#### [YOUR GOAL]
Which lines contain the word "category"? Return each of them as written.

#### [RECORD SET]

-----

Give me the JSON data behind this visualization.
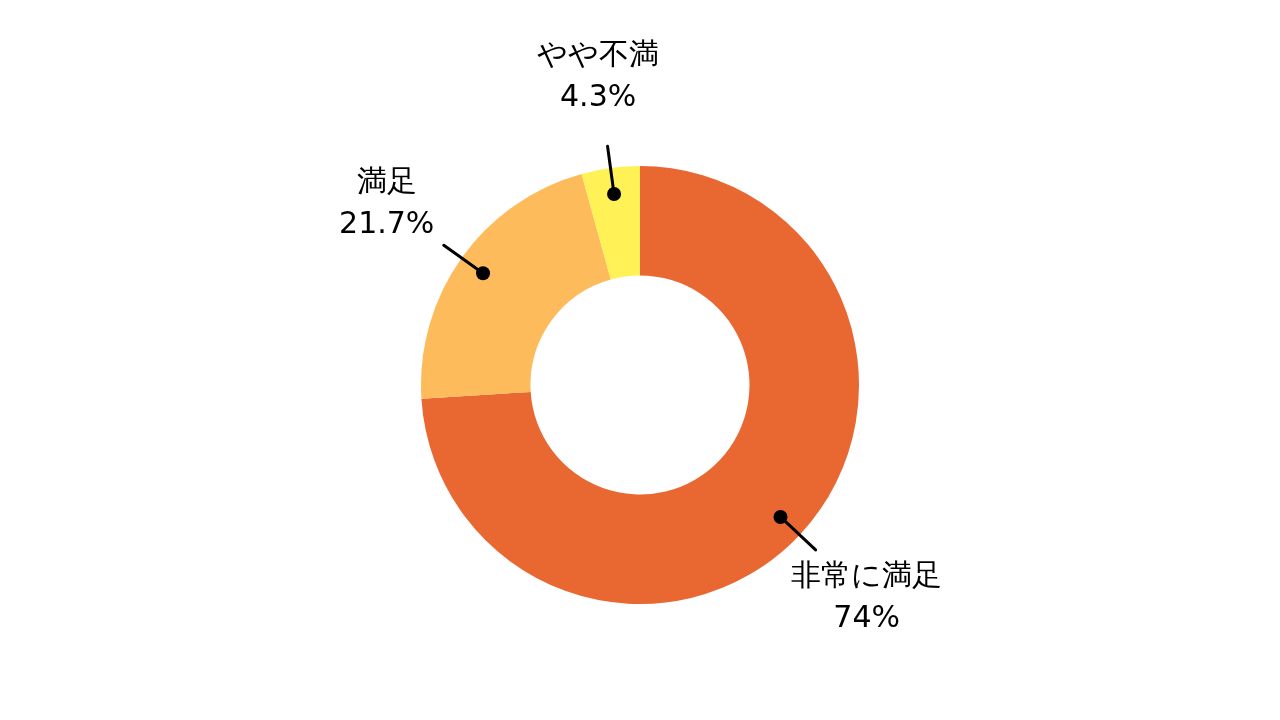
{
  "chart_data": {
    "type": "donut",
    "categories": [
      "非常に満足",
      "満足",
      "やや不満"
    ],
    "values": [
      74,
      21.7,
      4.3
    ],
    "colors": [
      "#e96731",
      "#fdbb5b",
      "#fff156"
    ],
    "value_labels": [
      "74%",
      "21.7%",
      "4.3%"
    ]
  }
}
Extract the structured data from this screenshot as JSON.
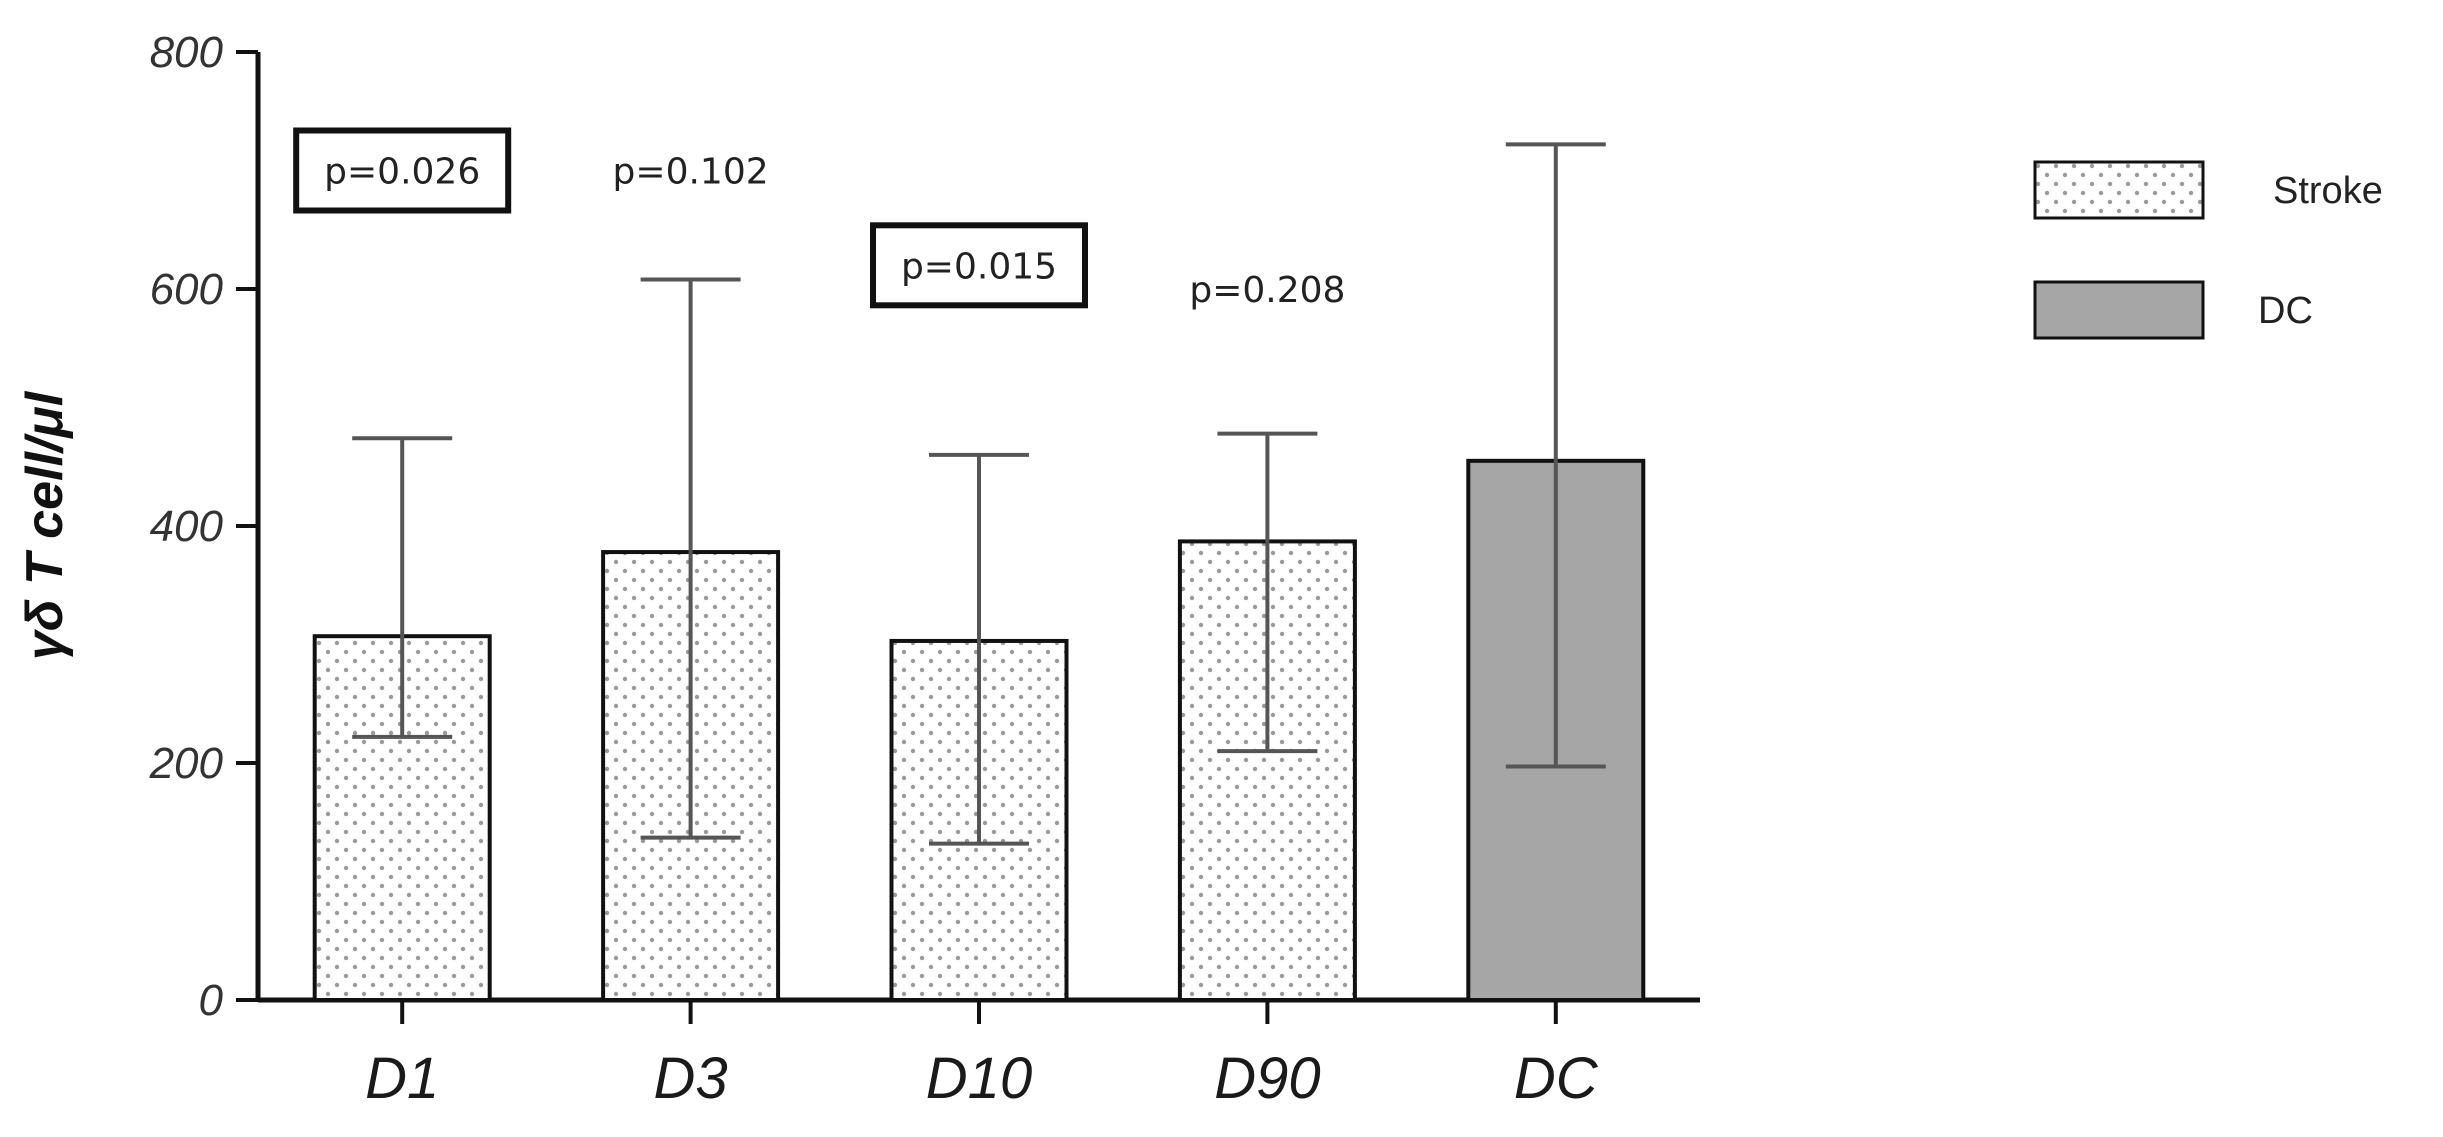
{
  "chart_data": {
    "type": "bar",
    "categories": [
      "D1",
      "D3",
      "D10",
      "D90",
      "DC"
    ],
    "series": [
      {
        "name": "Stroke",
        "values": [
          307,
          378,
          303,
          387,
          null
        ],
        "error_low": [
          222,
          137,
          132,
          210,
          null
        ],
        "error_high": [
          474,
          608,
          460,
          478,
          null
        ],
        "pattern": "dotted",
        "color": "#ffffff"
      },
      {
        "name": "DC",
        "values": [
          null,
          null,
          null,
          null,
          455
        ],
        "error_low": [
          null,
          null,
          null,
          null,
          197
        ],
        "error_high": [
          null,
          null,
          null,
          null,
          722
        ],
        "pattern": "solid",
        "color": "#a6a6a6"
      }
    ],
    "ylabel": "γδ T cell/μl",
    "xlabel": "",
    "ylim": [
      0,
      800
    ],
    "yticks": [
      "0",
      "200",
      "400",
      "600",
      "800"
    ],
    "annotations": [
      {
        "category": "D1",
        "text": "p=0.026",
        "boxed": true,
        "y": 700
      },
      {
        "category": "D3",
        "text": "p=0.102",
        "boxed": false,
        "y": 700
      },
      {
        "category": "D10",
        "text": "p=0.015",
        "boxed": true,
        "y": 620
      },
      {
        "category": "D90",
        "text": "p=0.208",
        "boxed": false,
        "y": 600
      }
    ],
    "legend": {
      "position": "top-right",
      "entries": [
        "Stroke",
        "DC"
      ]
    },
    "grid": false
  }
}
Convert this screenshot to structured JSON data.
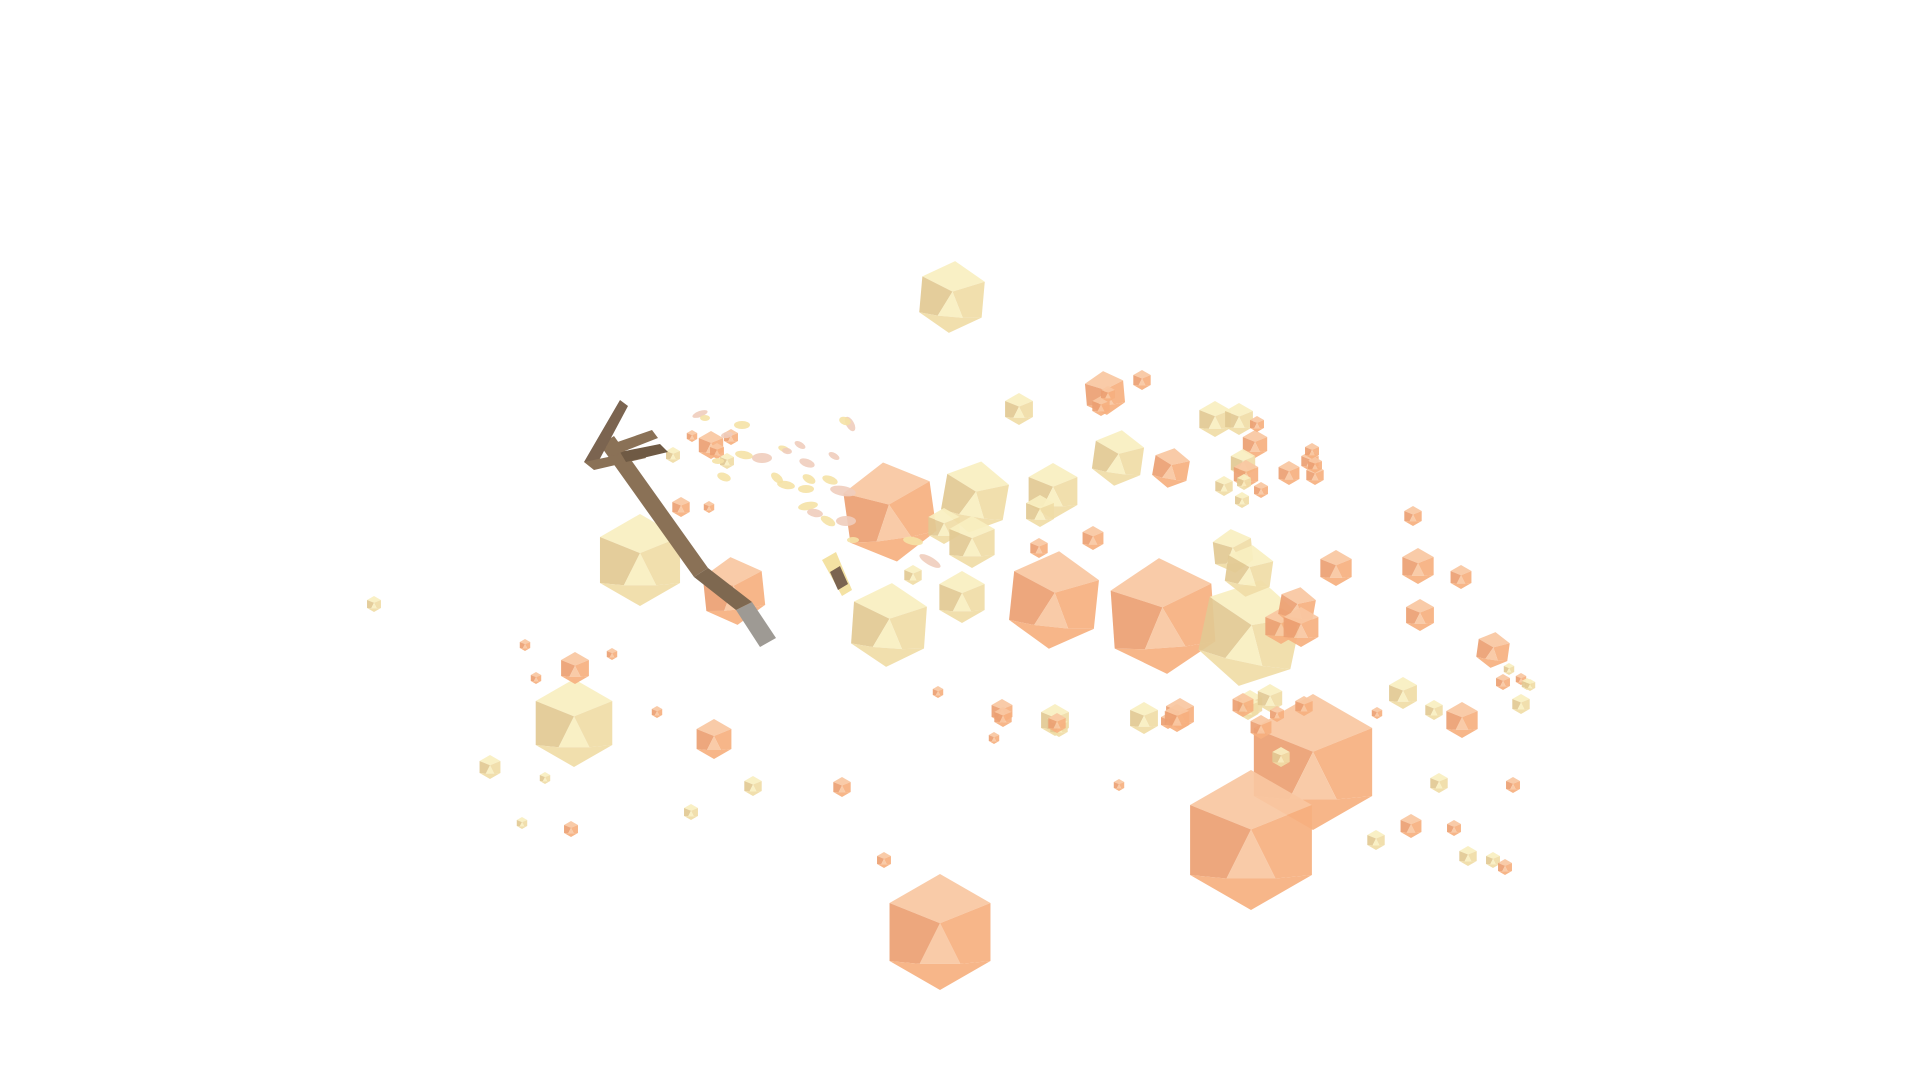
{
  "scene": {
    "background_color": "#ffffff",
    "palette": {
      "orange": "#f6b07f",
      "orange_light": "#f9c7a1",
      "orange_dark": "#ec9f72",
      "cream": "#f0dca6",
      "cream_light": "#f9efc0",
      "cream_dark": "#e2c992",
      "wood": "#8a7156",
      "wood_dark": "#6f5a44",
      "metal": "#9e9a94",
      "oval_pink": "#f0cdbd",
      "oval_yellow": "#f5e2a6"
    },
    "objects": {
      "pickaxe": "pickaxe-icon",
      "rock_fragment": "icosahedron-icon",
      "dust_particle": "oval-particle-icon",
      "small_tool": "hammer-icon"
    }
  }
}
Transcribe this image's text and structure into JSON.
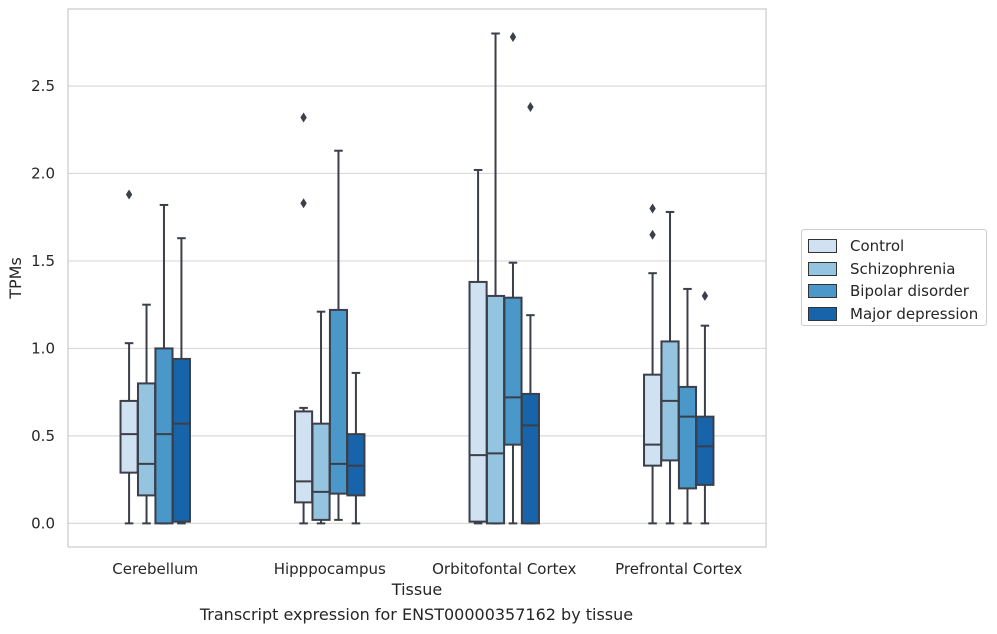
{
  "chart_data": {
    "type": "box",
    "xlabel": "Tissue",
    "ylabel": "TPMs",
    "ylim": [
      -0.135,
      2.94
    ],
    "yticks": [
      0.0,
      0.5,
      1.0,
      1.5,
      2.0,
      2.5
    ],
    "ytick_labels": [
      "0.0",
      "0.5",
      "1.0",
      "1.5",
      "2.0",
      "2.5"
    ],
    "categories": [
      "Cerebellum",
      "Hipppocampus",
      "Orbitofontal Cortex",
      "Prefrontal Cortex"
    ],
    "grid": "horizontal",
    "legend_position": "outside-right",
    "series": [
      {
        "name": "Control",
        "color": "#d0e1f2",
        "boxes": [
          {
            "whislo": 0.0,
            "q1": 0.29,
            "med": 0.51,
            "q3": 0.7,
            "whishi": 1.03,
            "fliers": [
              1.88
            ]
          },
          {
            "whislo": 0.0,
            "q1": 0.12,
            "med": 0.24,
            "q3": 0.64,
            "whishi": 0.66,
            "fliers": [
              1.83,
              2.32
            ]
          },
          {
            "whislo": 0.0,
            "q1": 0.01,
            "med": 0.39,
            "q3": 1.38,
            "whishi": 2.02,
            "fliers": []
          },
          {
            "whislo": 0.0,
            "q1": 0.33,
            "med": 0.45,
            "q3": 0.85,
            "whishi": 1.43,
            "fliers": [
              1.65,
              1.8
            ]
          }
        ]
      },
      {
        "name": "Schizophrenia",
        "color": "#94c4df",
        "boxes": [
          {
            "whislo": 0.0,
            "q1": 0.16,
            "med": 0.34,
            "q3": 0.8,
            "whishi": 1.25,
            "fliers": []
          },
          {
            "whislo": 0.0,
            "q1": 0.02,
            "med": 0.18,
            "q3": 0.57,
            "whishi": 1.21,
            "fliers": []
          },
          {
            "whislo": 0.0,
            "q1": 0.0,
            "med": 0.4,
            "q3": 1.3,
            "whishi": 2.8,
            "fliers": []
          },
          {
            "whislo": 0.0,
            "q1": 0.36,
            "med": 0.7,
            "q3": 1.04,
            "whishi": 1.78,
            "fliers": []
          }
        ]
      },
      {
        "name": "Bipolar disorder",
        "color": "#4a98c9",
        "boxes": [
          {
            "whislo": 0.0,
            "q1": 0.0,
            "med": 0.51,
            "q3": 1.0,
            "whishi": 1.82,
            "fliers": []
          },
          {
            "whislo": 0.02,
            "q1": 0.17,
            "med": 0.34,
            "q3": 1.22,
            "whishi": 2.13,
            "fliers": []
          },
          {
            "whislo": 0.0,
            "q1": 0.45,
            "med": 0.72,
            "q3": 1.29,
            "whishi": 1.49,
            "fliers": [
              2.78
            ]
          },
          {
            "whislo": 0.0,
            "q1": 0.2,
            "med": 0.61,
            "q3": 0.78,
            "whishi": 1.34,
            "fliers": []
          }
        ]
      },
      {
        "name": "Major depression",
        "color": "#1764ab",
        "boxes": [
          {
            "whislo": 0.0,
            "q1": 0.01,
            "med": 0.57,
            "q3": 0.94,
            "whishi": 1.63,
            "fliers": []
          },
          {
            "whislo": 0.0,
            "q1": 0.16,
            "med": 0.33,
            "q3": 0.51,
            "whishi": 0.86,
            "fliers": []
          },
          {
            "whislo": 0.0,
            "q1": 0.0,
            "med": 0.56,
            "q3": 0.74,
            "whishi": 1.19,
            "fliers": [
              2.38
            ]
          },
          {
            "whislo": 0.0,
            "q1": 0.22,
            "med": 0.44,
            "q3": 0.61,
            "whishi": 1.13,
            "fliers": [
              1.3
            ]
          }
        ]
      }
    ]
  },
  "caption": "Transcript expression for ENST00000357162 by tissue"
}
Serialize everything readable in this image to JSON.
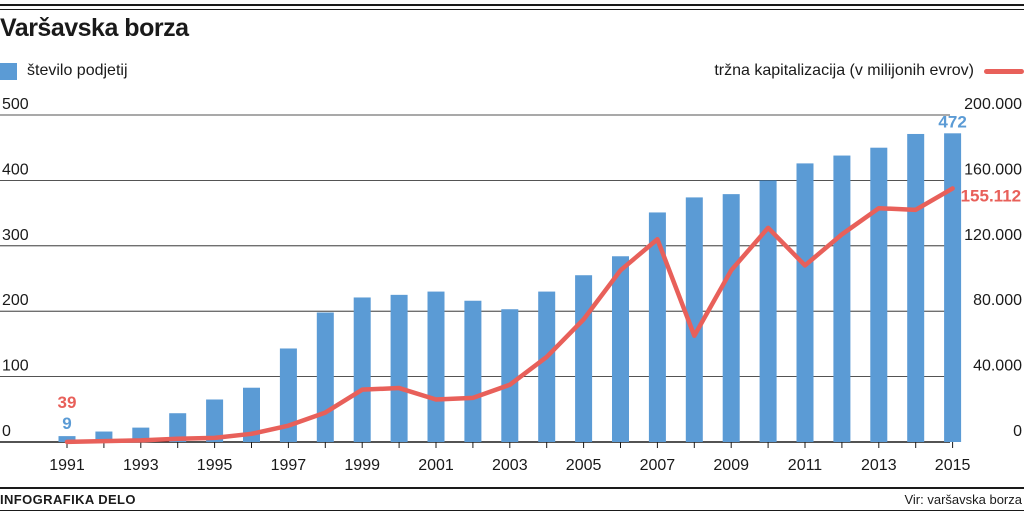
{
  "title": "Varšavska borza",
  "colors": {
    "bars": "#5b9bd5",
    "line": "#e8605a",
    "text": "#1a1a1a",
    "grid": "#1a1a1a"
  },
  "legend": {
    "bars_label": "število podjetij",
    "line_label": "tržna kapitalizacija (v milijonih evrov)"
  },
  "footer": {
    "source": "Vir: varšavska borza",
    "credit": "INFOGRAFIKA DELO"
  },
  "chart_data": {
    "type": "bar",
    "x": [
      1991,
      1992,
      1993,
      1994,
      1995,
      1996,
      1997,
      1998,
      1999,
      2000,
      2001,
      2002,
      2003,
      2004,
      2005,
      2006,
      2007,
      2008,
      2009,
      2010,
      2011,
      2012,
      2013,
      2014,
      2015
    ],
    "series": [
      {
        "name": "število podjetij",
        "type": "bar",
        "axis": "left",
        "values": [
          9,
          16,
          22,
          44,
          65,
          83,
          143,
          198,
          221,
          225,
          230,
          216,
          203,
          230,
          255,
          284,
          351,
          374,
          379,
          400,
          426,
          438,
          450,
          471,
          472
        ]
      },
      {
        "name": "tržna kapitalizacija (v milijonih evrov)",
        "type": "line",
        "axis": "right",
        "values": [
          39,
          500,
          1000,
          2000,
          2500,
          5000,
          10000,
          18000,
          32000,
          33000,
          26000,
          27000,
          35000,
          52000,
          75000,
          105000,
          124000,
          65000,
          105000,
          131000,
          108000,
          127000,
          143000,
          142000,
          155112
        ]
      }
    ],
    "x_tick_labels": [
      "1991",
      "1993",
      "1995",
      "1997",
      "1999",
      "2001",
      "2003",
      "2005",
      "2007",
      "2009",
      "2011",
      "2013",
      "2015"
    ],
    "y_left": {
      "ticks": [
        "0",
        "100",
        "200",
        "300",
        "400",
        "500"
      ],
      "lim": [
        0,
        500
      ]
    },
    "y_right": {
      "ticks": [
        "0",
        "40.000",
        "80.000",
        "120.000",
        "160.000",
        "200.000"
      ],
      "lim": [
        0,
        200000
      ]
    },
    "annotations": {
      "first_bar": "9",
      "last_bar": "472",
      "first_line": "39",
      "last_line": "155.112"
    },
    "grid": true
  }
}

-----

#### [FULL ANSWER]
        "category": "D1",
        "category": "D3",
        "category": "D10",
        "category": "D90",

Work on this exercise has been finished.